::: Material provided :::
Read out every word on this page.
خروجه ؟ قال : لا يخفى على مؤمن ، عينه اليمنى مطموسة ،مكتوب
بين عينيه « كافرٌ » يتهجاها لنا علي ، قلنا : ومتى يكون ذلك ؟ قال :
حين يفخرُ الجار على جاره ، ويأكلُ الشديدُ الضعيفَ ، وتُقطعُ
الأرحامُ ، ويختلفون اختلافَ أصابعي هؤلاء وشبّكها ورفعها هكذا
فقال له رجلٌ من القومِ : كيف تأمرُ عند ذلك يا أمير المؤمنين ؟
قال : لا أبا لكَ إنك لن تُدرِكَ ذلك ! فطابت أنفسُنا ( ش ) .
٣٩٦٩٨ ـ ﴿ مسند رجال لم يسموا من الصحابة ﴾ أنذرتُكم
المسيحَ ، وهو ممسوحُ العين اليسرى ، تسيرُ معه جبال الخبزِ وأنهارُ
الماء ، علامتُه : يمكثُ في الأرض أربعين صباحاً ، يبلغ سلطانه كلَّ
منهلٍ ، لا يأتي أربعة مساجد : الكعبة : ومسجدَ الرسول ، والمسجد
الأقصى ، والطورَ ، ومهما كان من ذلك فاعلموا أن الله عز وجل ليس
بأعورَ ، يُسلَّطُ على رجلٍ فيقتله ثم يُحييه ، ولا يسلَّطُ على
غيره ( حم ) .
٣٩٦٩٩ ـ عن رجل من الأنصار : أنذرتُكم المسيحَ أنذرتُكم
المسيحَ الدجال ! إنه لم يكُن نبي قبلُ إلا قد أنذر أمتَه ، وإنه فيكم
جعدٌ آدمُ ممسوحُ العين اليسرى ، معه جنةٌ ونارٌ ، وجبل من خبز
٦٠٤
:::
> Exercise requirements
Please output the entries above, every line exactly as it reads.

> Answer for this exercise
Read out every word on this page.
خروجه ؟ قال : لا يخفى على مؤمن ، عينه اليمنى مطموسة ،مكتوب
بين عينيه « كافرٌ » يتهجاها لنا علي ، قلنا : ومتى يكون ذلك ؟ قال :
حين يفخرُ الجار على جاره ، ويأكلُ الشديدُ الضعيفَ ، وتُقطعُ
الأرحامُ ، ويختلفون اختلافَ أصابعي هؤلاء وشبّكها ورفعها هكذا
فقال له رجلٌ من القومِ : كيف تأمرُ عند ذلك يا أمير المؤمنين ؟
قال : لا أبا لكَ إنك لن تُدرِكَ ذلك ! فطابت أنفسُنا ( ش ) .
٣٩٦٩٨ ـ ﴿ مسند رجال لم يسموا من الصحابة ﴾ أنذرتُكم
المسيحَ ، وهو ممسوحُ العين اليسرى ، تسيرُ معه جبال الخبزِ وأنهارُ
الماء ، علامتُه : يمكثُ في الأرض أربعين صباحاً ، يبلغ سلطانه كلَّ
منهلٍ ، لا يأتي أربعة مساجد : الكعبة : ومسجدَ الرسول ، والمسجد
الأقصى ، والطورَ ، ومهما كان من ذلك فاعلموا أن الله عز وجل ليس
بأعورَ ، يُسلَّطُ على رجلٍ فيقتله ثم يُحييه ، ولا يسلَّطُ على
غيره ( حم ) .
٣٩٦٩٩ ـ عن رجل من الأنصار : أنذرتُكم المسيحَ أنذرتُكم
المسيحَ الدجال ! إنه لم يكُن نبي قبلُ إلا قد أنذر أمتَه ، وإنه فيكم
جعدٌ آدمُ ممسوحُ العين اليسرى ، معه جنةٌ ونارٌ ، وجبل من خبز
٦٠٤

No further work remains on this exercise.